• Work to do: Collect all lines from the records below that include the word "بخار".

(Items listed in a dataset)
==========
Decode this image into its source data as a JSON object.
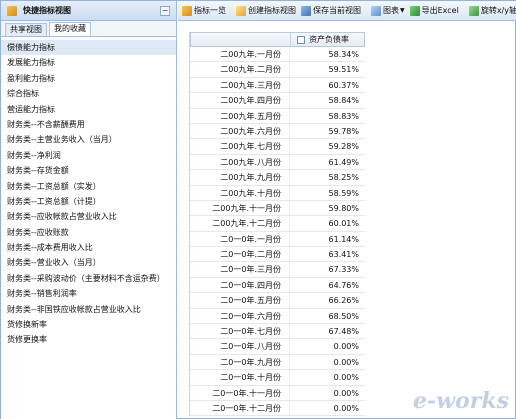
{
  "sidebar": {
    "title": "快捷指标视图",
    "collapse_icon": "minus-icon",
    "tabs": [
      "共享视图",
      "我的收藏"
    ],
    "active_tab": 1,
    "items": [
      "偿债能力指标",
      "发展能力指标",
      "盈利能力指标",
      "综合指标",
      "营运能力指标",
      "财务类--不含薪酬费用",
      "财务类--主营业务收入（当月）",
      "财务类--净利润",
      "财务类--存货金额",
      "财务类--工资总额（实发）",
      "财务类--工资总额（计提）",
      "财务类--应收帐款占营业收入比",
      "财务类--应收账款",
      "财务类--成本费用收入比",
      "财务类--营业收入（当月）",
      "财务类--采购波动价（主要材料不含运杂费）",
      "财务类--销售利润率",
      "财务类--非国铁应收帐款占营业收入比",
      "货修换新率",
      "货修更换率"
    ],
    "selected_index": 0
  },
  "toolbar": {
    "indicator_list": "指标一览",
    "create_view": "创建指标视图",
    "save_view": "保存当前视图",
    "chart": "图表",
    "export_excel": "导出Excel",
    "rotate": "旋转x/y轴"
  },
  "grid": {
    "column_header": "资产负债率",
    "rows": [
      {
        "period": "二00九年.一月份",
        "value": "58.34%"
      },
      {
        "period": "二00九年.二月份",
        "value": "59.51%"
      },
      {
        "period": "二00九年.三月份",
        "value": "60.37%"
      },
      {
        "period": "二00九年.四月份",
        "value": "58.84%"
      },
      {
        "period": "二00九年.五月份",
        "value": "58.83%"
      },
      {
        "period": "二00九年.六月份",
        "value": "59.78%"
      },
      {
        "period": "二00九年.七月份",
        "value": "59.28%"
      },
      {
        "period": "二00九年.八月份",
        "value": "61.49%"
      },
      {
        "period": "二00九年.九月份",
        "value": "58.25%"
      },
      {
        "period": "二00九年.十月份",
        "value": "58.59%"
      },
      {
        "period": "二00九年.十一月份",
        "value": "59.80%"
      },
      {
        "period": "二00九年.十二月份",
        "value": "60.01%"
      },
      {
        "period": "二0一0年.一月份",
        "value": "61.14%"
      },
      {
        "period": "二0一0年.二月份",
        "value": "63.41%"
      },
      {
        "period": "二0一0年.三月份",
        "value": "67.33%"
      },
      {
        "period": "二0一0年.四月份",
        "value": "64.76%"
      },
      {
        "period": "二0一0年.五月份",
        "value": "66.26%"
      },
      {
        "period": "二0一0年.六月份",
        "value": "68.50%"
      },
      {
        "period": "二0一0年.七月份",
        "value": "67.48%"
      },
      {
        "period": "二0一0年.八月份",
        "value": "0.00%"
      },
      {
        "period": "二0一0年.九月份",
        "value": "0.00%"
      },
      {
        "period": "二0一0年.十月份",
        "value": "0.00%"
      },
      {
        "period": "二0一0年.十一月份",
        "value": "0.00%"
      },
      {
        "period": "二0一0年.十二月份",
        "value": "0.00%"
      }
    ]
  },
  "watermark": "e-works"
}
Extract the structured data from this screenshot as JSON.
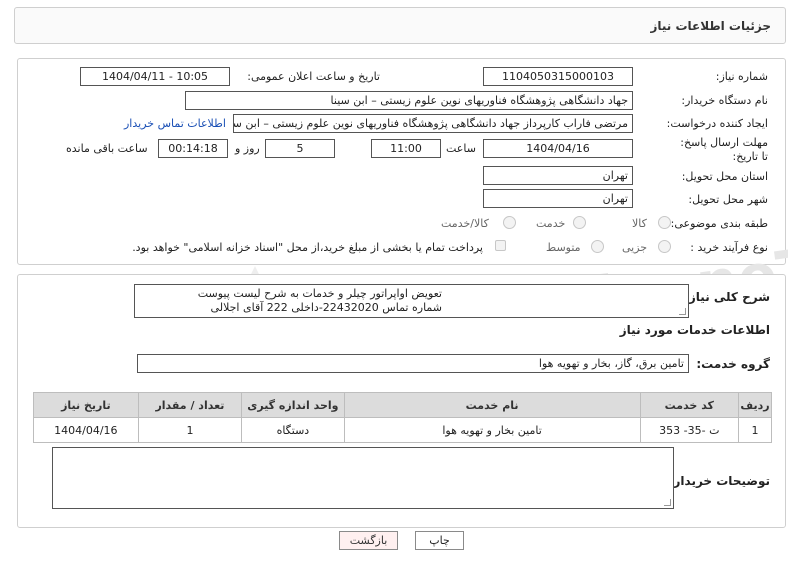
{
  "header": {
    "title": "جزئیات اطلاعات نیاز"
  },
  "form": {
    "need_number_label": "شماره نیاز:",
    "need_number": "1104050315000103",
    "announce_datetime_label": "تاریخ و ساعت اعلان عمومی:",
    "announce_datetime": "1404/04/11 - 10:05",
    "buyer_org_label": "نام دستگاه خریدار:",
    "buyer_org": "جهاد دانشگاهی پژوهشگاه فناوریهای نوین علوم زیستی – ابن سینا",
    "requester_label": "ایجاد کننده درخواست:",
    "requester": "مرتضی فاراب کارپرداز جهاد دانشگاهی پژوهشگاه فناوریهای نوین علوم زیستی – ابن سینا",
    "buyer_contact_link": "اطلاعات تماس خریدار",
    "deadline_label": "مهلت ارسال پاسخ: تا تاریخ:",
    "deadline_date": "1404/04/16",
    "time_label": "ساعت",
    "deadline_time": "11:00",
    "days_value": "5",
    "days_label": "روز و",
    "remaining_time": "00:14:18",
    "remaining_label": "ساعت باقی مانده",
    "province_label": "استان محل تحویل:",
    "province": "تهران",
    "city_label": "شهر محل تحویل:",
    "city": "تهران",
    "category_label": "طبقه بندی موضوعی:",
    "category_options": [
      "کالا",
      "خدمت",
      "کالا/خدمت"
    ],
    "process_label": "نوع فرآیند خرید :",
    "process_options": [
      "جزیی",
      "متوسط"
    ],
    "payment_note": "پرداخت تمام یا بخشی از مبلغ خرید،از محل \"اسناد خزانه اسلامی\" خواهد بود."
  },
  "description": {
    "label": "شرح کلی نیاز:",
    "line1": "تعویض اواپراتور چیلر و خدمات به شرح لیست پیوست",
    "line2": "شماره تماس 22432020-داخلی 222 آقای اجلالی"
  },
  "services": {
    "section_title": "اطلاعات خدمات مورد نیاز",
    "group_label": "گروه خدمت:",
    "group_value": "تامین برق، گاز، بخار و تهویه هوا",
    "columns": [
      "ردیف",
      "کد خدمت",
      "نام خدمت",
      "واحد اندازه گیری",
      "تعداد / مقدار",
      "تاریخ نیاز"
    ],
    "rows": [
      {
        "index": "1",
        "code": "ت -35- 353",
        "name": "تامین بخار و تهویه هوا",
        "unit": "دستگاه",
        "qty": "1",
        "date": "1404/04/16"
      }
    ]
  },
  "buyer_notes": {
    "label": "توضیحات خریدار:",
    "value": ""
  },
  "buttons": {
    "print": "چاپ",
    "back": "بازگشت"
  },
  "watermark": "AriaTender.neT"
}
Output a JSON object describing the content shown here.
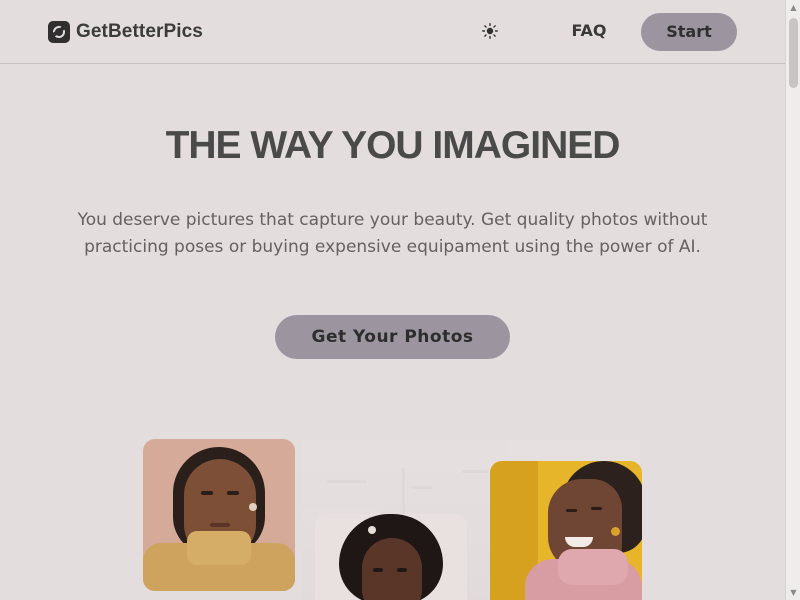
{
  "header": {
    "brand_name": "GetBetterPics",
    "logo_icon": "logo-icon",
    "theme_toggle_icon": "sun-icon",
    "nav": {
      "faq_label": "FAQ",
      "start_label": "Start"
    }
  },
  "hero": {
    "title": "THE WAY YOU IMAGINED",
    "subtitle": "You deserve pictures that capture your beauty. Get quality photos without practicing poses or buying expensive equipament using the power of AI.",
    "cta_label": "Get Your Photos"
  },
  "gallery": {
    "photos": [
      {
        "name": "portrait-photo-1",
        "background": "#d5aa98"
      },
      {
        "name": "portrait-photo-2",
        "background": "#e8e1df"
      },
      {
        "name": "portrait-photo-3",
        "background": "#e7b529"
      }
    ]
  },
  "colors": {
    "page_bg": "#e3dddd",
    "accent_button": "#9c949f",
    "text_dark": "#3f3f3f",
    "text_muted": "#666062"
  }
}
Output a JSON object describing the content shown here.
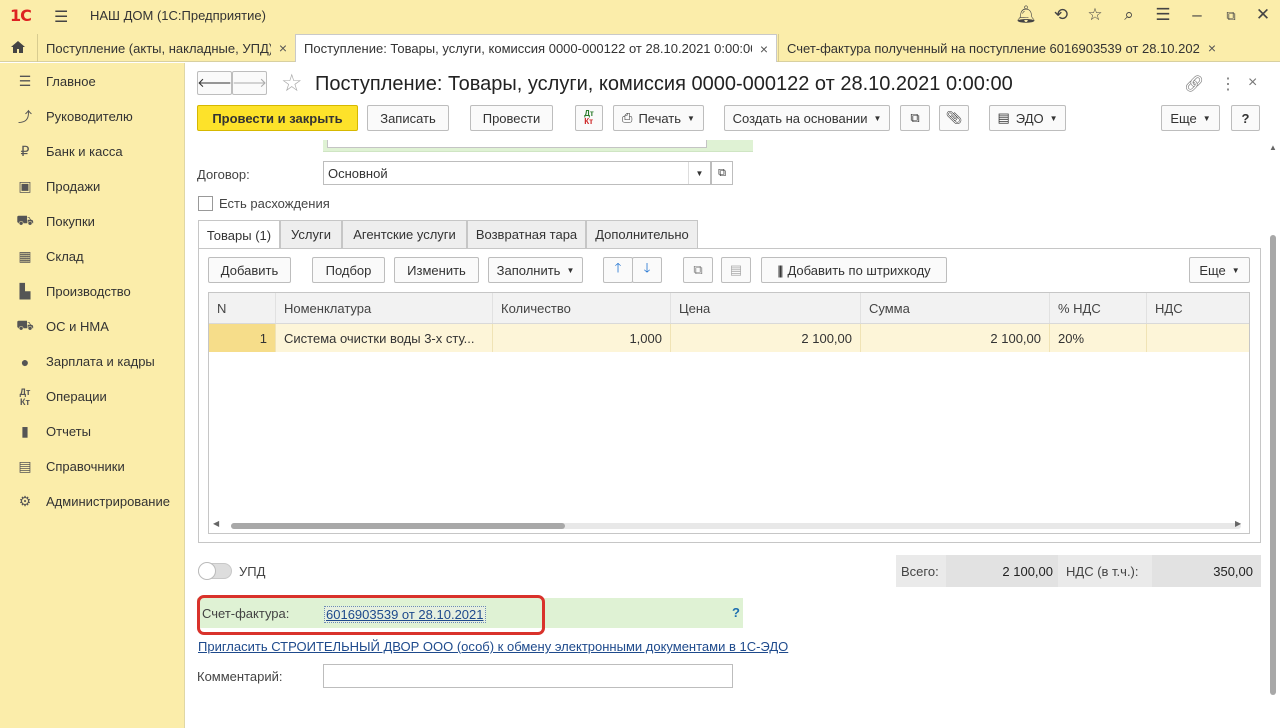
{
  "app": {
    "logo": "1С",
    "title": "НАШ ДОМ  (1С:Предприятие)"
  },
  "tabs": [
    {
      "label": "Поступление (акты, накладные, УПД)",
      "close": "×"
    },
    {
      "label": "Поступление: Товары, услуги, комиссия 0000-000122 от 28.10.2021 0:00:00",
      "close": "×"
    },
    {
      "label": "Счет-фактура полученный на поступление 6016903539 от 28.10.2021",
      "close": "×"
    }
  ],
  "sidebar": {
    "items": [
      {
        "label": "Главное",
        "icon": "list-icon"
      },
      {
        "label": "Руководителю",
        "icon": "trend-icon"
      },
      {
        "label": "Банк и касса",
        "icon": "ruble-icon"
      },
      {
        "label": "Продажи",
        "icon": "bag-icon"
      },
      {
        "label": "Покупки",
        "icon": "cart-icon"
      },
      {
        "label": "Склад",
        "icon": "warehouse-icon"
      },
      {
        "label": "Производство",
        "icon": "factory-icon"
      },
      {
        "label": "ОС и НМА",
        "icon": "truck-icon"
      },
      {
        "label": "Зарплата и кадры",
        "icon": "person-icon"
      },
      {
        "label": "Операции",
        "icon": "dt-kt-icon"
      },
      {
        "label": "Отчеты",
        "icon": "bar-chart-icon"
      },
      {
        "label": "Справочники",
        "icon": "book-icon"
      },
      {
        "label": "Администрирование",
        "icon": "gear-icon"
      }
    ]
  },
  "doc": {
    "title": "Поступление: Товары, услуги, комиссия 0000-000122 от 28.10.2021 0:00:00",
    "toolbar": {
      "post_close": "Провести и закрыть",
      "save": "Записать",
      "post": "Провести",
      "dtkt": "Дт Кт",
      "print": "Печать",
      "create_based": "Создать на основании",
      "edo": "ЭДО",
      "more": "Еще",
      "help": "?"
    },
    "contract_label": "Договор:",
    "contract_value": "Основной",
    "discrepancy_label": "Есть расхождения",
    "form_tabs": [
      "Товары (1)",
      "Услуги",
      "Агентские услуги",
      "Возвратная тара",
      "Дополнительно"
    ],
    "table_toolbar": {
      "add": "Добавить",
      "pick": "Подбор",
      "edit": "Изменить",
      "fill": "Заполнить",
      "barcode": "Добавить по штрихкоду",
      "more": "Еще"
    },
    "columns": [
      "N",
      "Номенклатура",
      "Количество",
      "Цена",
      "Сумма",
      "% НДС",
      "НДС"
    ],
    "rows": [
      {
        "n": "1",
        "item": "Система очистки воды 3-х сту...",
        "qty": "1,000",
        "price": "2 100,00",
        "sum": "2 100,00",
        "vat_rate": "20%",
        "vat": ""
      }
    ],
    "upd_label": "УПД",
    "totals": {
      "total_label": "Всего:",
      "total": "2 100,00",
      "vat_label": "НДС (в т.ч.):",
      "vat": "350,00"
    },
    "invoice_label": "Счет-фактура:",
    "invoice_link": "6016903539 от 28.10.2021",
    "invoice_help": "?",
    "invite_link": "Пригласить СТРОИТЕЛЬНЫЙ ДВОР ООО (особ) к обмену электронными документами в 1С-ЭДО",
    "comment_label": "Комментарий:",
    "comment_value": ""
  },
  "colors": {
    "yellow_panel": "#fbedaa",
    "accent_button": "#fde22a",
    "highlight_frame": "#d9322b",
    "invoice_bg": "#dff2d4"
  }
}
==========
• Solution for this exercise:
    "group_value": "تامین برق، گاز، بخار و تهویه هوا",
        "name": "تامین بخار و تهویه هوا",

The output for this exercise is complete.